-- BEGIN Records for this task --

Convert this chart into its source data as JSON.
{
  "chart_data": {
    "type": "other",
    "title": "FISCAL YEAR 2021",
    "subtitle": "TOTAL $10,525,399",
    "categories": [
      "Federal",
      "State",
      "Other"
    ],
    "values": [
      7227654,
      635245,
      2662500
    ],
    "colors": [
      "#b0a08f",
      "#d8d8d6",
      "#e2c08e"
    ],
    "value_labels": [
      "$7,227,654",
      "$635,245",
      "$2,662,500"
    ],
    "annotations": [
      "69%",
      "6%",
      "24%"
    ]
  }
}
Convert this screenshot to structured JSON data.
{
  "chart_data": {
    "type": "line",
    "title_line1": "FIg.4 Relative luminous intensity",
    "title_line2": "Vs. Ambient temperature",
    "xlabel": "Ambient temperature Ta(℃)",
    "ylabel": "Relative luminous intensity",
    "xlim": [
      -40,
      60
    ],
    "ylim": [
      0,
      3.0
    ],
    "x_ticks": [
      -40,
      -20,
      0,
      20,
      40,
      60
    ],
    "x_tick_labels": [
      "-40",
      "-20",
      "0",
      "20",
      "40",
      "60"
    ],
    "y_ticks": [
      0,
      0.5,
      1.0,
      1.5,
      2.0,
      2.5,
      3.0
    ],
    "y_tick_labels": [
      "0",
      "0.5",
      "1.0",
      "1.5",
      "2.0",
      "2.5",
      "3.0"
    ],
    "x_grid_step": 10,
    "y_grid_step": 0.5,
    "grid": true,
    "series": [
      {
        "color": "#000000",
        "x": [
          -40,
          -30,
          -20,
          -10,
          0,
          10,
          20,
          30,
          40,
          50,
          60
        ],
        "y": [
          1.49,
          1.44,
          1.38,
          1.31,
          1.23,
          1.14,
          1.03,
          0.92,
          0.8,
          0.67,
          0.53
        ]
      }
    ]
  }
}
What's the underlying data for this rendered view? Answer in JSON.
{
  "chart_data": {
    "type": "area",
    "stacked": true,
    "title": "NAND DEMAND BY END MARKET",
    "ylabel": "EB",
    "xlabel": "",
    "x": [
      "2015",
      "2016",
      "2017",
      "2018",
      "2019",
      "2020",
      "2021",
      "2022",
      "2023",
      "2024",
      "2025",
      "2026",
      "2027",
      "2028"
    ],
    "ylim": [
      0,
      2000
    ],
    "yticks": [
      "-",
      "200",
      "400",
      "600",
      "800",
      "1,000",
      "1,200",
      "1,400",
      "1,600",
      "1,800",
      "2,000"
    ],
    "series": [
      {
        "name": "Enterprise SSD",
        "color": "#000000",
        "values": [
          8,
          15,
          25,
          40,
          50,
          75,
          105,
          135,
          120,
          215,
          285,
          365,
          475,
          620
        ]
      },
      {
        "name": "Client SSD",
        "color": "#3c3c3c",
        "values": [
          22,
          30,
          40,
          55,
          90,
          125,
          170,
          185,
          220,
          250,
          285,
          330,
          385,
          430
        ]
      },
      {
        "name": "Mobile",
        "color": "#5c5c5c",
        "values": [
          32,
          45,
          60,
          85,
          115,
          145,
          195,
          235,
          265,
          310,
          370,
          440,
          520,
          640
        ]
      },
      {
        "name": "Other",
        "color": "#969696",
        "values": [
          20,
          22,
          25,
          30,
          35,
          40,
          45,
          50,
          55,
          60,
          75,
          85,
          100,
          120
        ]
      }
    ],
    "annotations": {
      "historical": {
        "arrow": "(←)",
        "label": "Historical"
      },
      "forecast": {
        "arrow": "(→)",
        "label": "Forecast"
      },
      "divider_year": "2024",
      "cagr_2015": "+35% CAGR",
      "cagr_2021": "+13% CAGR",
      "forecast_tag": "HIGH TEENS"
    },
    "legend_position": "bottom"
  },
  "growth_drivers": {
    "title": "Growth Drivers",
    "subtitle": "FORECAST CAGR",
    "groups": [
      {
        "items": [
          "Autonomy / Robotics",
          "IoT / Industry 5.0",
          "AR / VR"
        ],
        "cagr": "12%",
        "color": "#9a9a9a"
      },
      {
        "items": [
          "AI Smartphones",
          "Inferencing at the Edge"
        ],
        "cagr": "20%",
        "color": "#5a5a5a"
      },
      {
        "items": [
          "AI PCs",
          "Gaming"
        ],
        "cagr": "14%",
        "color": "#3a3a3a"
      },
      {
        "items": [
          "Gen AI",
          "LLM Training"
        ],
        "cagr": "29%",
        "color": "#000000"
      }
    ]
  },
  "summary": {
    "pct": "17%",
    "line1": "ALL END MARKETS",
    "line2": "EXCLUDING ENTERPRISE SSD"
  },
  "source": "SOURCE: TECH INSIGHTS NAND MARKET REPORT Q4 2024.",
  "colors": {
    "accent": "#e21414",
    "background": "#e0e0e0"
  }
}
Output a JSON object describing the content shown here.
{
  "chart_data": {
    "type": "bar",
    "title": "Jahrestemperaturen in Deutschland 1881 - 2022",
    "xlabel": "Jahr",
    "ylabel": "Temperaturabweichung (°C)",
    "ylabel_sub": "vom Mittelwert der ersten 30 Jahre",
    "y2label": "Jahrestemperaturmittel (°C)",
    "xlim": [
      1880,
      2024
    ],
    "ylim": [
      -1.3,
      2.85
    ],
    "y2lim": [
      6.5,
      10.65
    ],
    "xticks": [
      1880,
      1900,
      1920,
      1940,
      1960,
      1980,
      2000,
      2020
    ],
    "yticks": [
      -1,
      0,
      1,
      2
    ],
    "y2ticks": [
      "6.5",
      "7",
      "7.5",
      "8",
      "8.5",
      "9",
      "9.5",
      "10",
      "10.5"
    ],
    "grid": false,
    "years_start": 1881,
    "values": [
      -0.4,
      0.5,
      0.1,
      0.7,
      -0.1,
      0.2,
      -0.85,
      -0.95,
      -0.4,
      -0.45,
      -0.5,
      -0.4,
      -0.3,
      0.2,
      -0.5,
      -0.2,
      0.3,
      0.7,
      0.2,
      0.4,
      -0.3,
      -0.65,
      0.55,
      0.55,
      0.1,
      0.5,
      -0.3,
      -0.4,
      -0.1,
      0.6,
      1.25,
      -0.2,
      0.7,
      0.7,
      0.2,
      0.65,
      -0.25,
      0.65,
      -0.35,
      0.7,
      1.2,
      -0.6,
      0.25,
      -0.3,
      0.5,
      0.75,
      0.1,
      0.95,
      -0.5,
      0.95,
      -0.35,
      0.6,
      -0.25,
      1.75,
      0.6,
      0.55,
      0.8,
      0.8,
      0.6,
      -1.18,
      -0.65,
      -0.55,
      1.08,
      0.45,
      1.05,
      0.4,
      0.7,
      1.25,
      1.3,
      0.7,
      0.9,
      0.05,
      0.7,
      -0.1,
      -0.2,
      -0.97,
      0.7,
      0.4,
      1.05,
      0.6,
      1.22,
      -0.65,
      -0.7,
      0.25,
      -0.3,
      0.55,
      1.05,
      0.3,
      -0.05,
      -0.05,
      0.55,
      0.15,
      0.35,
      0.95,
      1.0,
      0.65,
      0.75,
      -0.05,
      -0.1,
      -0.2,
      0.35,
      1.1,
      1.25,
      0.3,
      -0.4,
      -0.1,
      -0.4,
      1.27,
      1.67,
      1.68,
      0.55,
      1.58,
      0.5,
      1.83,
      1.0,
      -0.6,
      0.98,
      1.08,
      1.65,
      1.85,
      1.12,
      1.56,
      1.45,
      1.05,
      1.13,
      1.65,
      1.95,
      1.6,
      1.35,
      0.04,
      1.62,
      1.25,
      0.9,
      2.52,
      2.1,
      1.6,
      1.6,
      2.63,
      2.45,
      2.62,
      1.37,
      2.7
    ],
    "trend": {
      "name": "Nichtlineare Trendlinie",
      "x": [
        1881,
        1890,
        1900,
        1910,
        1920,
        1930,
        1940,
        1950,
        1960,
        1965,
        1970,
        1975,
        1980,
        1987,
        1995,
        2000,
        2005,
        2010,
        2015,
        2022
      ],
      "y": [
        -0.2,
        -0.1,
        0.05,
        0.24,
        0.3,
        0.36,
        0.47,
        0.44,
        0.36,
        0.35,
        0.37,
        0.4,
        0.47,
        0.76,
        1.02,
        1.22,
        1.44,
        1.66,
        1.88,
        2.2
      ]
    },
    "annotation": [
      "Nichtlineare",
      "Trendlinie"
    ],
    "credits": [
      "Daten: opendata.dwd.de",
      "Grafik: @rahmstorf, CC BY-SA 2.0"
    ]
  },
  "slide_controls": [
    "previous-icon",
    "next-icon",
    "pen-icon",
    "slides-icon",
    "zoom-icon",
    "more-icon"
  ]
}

-- END Records for this task --

Aim of the task: Return all lines containing "Nichtlineare".

Answer to this problem:
      "name": "Nichtlineare Trendlinie",
      "Nichtlineare",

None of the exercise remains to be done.